Texte fourni:
______
D’ailleurs, d’autres intelligences artificielles en cours de développement représentent une menace similaire. Le programme Diff-SVC de la société Github par exemple a permis de créer une reprise de la chanson “Can’t Get You Out Of My Head” de Kylie Minogue par Lady Gaga, qui n’a en fait jamais chanté cette chanson ! De son côté, Microsoft prévoit de lancer VALL-E, un programme qui en écoutant votre voix pendant trois secondes à peine, peut vous faire lire n’importe quel texte avec vos intonations, timbre et émotions.
Pour revenir à l’outil conversationnel, il faut savoir que quand ChatGPT ne connait pas la réponse à une question, il répond quand même. “ChatGPT est un affabulateur qui va toujours répondre même quand il ne sait pas. Car il n’a pas de représentation interne du monde, de raisonnement ou de conscience comme un humain : il ne sait pas qu’il ne sait pas. Ses réponses, qu’elles soient justes ou fausses sont purement mécaniques”, éclaire Gilles Louppe.
______
[Enregistrements de données]
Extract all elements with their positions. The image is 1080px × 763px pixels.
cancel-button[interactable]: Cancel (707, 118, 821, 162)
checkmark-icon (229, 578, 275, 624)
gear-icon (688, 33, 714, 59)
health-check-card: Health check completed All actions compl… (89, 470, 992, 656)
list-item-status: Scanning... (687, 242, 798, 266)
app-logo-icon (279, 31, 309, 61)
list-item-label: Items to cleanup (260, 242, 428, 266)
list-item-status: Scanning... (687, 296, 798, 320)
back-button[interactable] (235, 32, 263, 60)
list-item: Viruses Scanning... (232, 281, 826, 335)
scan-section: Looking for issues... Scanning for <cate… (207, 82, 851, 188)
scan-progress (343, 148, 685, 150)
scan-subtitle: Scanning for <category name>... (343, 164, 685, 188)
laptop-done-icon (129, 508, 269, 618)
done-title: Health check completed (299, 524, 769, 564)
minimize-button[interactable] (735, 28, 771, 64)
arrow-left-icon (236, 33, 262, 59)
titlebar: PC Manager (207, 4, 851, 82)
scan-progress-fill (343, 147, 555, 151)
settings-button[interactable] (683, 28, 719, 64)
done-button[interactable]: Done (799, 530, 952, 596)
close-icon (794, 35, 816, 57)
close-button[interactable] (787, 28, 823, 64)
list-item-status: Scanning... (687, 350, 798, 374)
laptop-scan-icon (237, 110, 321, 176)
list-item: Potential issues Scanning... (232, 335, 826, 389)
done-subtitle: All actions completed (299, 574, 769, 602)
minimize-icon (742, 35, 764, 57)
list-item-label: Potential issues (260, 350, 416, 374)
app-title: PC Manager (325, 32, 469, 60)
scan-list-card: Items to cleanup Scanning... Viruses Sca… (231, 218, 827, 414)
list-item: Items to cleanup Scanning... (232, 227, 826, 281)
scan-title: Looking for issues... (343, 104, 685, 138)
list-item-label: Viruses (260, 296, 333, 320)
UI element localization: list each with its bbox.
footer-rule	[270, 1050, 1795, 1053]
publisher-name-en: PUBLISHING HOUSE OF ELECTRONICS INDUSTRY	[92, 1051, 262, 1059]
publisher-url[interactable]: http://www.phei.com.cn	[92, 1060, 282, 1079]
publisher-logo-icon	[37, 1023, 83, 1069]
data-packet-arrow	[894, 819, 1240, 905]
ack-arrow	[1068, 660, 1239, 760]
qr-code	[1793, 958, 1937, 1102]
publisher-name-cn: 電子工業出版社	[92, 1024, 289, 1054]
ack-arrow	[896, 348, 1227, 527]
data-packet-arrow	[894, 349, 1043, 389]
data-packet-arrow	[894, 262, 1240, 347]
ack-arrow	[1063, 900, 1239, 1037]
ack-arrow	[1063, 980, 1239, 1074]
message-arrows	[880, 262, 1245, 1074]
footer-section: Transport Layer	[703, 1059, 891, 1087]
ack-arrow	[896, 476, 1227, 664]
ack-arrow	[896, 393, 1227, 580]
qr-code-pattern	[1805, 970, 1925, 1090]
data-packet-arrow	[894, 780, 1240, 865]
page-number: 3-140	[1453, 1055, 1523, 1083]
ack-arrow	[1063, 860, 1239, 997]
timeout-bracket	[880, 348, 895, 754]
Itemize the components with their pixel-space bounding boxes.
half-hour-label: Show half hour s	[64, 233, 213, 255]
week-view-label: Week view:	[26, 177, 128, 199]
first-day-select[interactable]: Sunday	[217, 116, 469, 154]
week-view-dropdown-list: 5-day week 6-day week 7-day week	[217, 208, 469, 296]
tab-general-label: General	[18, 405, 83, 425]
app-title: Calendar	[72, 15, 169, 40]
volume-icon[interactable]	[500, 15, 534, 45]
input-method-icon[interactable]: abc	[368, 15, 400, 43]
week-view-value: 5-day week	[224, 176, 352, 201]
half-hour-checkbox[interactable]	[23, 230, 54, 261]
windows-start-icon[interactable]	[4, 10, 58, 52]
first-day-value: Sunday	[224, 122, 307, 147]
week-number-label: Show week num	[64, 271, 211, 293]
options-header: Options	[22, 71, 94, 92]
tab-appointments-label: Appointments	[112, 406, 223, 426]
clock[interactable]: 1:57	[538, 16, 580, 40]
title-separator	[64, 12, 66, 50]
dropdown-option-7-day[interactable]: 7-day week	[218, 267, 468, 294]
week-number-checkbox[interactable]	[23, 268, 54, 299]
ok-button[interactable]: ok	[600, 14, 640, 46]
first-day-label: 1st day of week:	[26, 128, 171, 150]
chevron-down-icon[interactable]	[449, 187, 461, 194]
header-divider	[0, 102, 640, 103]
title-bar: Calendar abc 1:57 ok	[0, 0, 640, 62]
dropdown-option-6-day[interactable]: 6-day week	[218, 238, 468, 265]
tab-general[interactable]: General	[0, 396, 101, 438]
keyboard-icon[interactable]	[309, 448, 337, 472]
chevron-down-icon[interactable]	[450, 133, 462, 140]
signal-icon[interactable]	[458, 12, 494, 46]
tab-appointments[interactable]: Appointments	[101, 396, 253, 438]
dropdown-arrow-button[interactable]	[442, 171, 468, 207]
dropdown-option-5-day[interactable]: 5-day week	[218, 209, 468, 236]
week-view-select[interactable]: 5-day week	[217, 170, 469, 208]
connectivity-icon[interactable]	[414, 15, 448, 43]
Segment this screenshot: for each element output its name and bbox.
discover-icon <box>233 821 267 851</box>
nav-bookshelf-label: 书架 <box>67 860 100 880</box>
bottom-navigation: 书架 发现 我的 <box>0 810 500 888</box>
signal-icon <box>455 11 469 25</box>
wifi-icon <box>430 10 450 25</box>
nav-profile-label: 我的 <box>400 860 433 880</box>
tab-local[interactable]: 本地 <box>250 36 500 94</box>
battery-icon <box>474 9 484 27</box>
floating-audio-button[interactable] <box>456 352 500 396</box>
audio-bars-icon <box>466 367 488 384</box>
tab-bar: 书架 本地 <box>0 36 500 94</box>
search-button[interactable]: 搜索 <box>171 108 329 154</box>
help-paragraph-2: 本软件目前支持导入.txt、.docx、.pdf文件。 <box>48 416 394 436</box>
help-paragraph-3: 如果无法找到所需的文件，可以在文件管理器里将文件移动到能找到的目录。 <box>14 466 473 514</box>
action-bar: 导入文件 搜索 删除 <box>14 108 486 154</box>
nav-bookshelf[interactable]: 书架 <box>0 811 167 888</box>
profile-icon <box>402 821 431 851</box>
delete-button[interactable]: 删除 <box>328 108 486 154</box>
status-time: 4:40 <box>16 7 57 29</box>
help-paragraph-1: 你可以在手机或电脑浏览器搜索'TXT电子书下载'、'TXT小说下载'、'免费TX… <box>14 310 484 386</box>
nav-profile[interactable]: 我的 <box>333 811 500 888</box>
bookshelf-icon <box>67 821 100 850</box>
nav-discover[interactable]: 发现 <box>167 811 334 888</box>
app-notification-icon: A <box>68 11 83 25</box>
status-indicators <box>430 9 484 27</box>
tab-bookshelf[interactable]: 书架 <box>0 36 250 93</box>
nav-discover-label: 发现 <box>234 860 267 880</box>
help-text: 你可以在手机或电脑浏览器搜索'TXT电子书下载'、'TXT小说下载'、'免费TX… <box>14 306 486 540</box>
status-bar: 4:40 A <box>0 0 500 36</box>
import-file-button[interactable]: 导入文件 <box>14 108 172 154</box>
______
Consigne 1: D'après le texte fourni, pendant combien de temps VALL-E doit-il écouter une voix pour pouvoir lui faire lire n'importe quel texte ?
Consigne 2: Restituez sans rien modifier tout ce qui, dans le texte fourni, va de « Pour revenir à » jusqu'à « éclaire Gilles Louppe. ».

Réponse rédigée 1: Trois secondes à peine.

Réponse rédigée 2:
Pour revenir à l’outil conversationnel, il faut savoir que quand ChatGPT ne connait pas la réponse à une question, il répond quand même. “ChatGPT est un affabulateur qui va toujours répondre même quand il ne sait pas. Car il n’a pas de représentation interne du monde, de raisonnement ou de conscience comme un humain : il ne sait pas qu’il ne sait pas. Ses réponses, qu’elles soient justes ou fausses sont purement mécaniques”, éclaire Gilles Louppe.